- **Provided information**
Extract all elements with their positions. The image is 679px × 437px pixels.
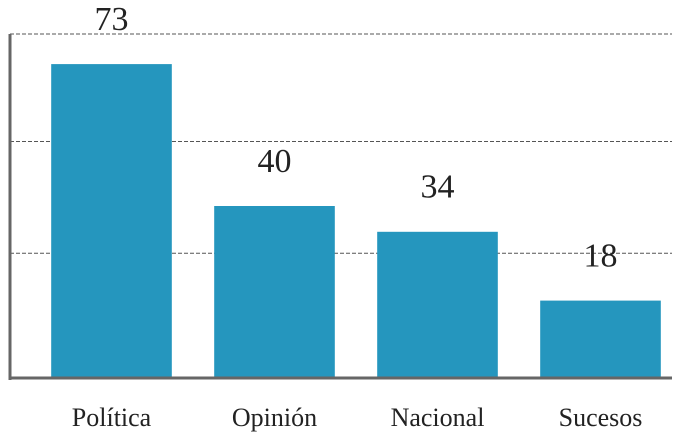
value-label: 73 (95, 1, 129, 38)
bar (51, 64, 172, 378)
bar (214, 206, 335, 378)
bar (540, 300, 661, 378)
x-tick-label: Opinión (232, 403, 317, 432)
value-label: 40 (258, 143, 292, 180)
value-label: 18 (584, 237, 618, 274)
x-tick-label: Nacional (391, 403, 485, 432)
x-tick-label: Política (72, 403, 152, 432)
bar (377, 231, 498, 378)
value-label: 34 (421, 169, 455, 206)
x-tick-label: Sucesos (559, 403, 643, 432)
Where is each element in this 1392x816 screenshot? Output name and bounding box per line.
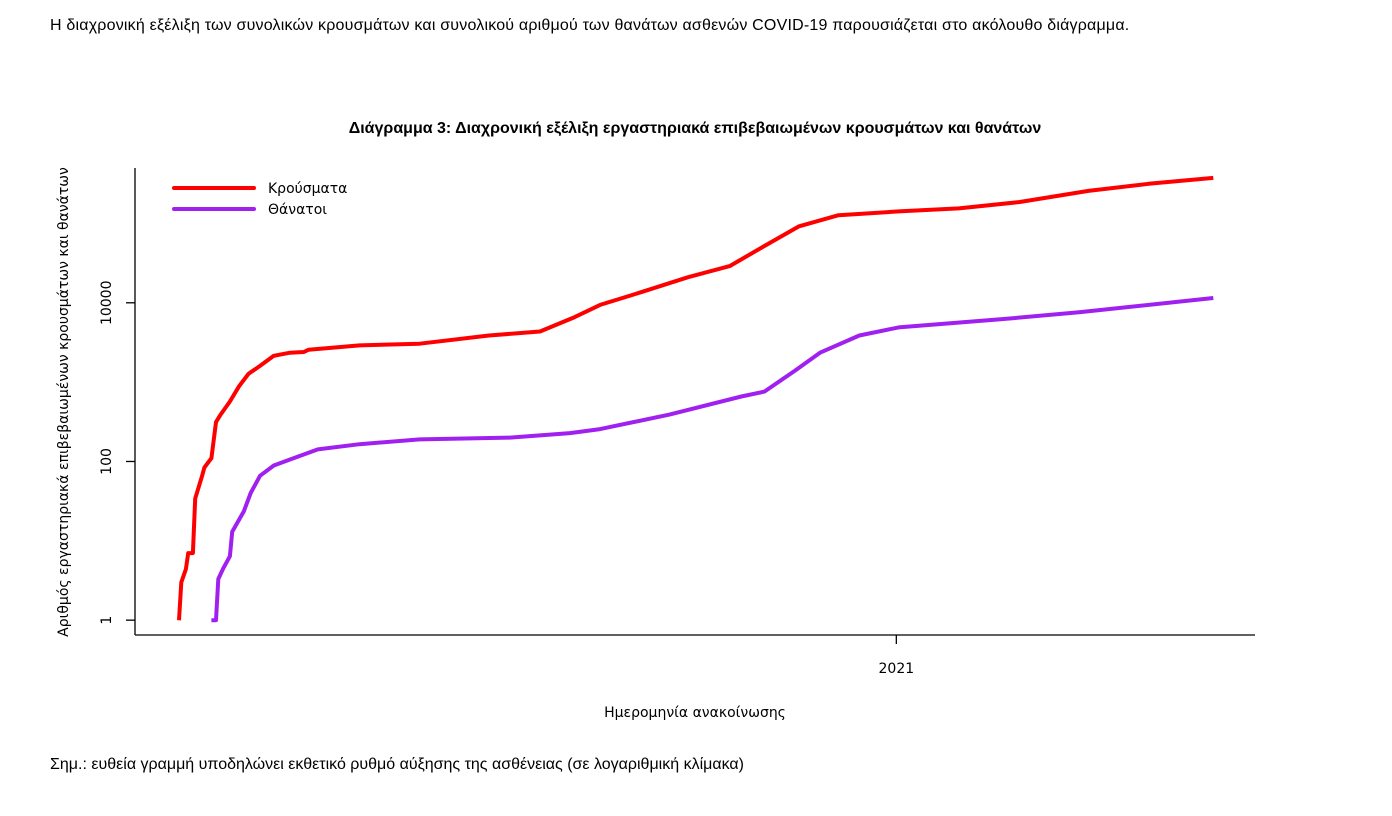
y-tick-label: 10000 xyxy=(99,281,115,326)
series-line-cases xyxy=(177,175,1214,621)
series-line-deaths xyxy=(211,296,1214,623)
y-tick-label: 100 xyxy=(99,448,115,475)
legend-label-cases: Κρούσματα xyxy=(268,181,347,197)
x-axis-label: Ημερομηνία ανακοίνωσης xyxy=(604,705,786,721)
chart-title: Διάγραμμα 3: Διαχρονική εξέλιξη εργαστηρ… xyxy=(349,120,1042,137)
y-tick-label: 1 xyxy=(99,616,115,625)
intro-paragraph: Η διαχρονική εξέλιξη των συνολικών κρουσ… xyxy=(50,17,1130,34)
legend: Κρούσματα Θάνατοι xyxy=(172,181,347,218)
legend-label-deaths: Θάνατοι xyxy=(268,202,327,218)
x-tick-label: 2021 xyxy=(879,661,915,677)
footnote: Σημ.: ευθεία γραμμή υποδηλώνει εκθετικό … xyxy=(50,756,744,773)
y-axis-label: Αριθμός εργαστηριακά επιβεβαιωμένων κρου… xyxy=(56,167,72,637)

- **Set exercise**
Reproduce, unchanged, the lines between the one holding "value-label: 73 (95, 1, 129, 38)" and the one holding "value-label: 34 (421, 169, 455, 206)", inclusive.

- **Result of the exercise**
value-label: 73 (95, 1, 129, 38)
bar (51, 64, 172, 378)
bar (214, 206, 335, 378)
bar (540, 300, 661, 378)
x-tick-label: Opinión (232, 403, 317, 432)
value-label: 40 (258, 143, 292, 180)
value-label: 18 (584, 237, 618, 274)
x-tick-label: Nacional (391, 403, 485, 432)
x-tick-label: Política (72, 403, 152, 432)
bar (377, 231, 498, 378)
value-label: 34 (421, 169, 455, 206)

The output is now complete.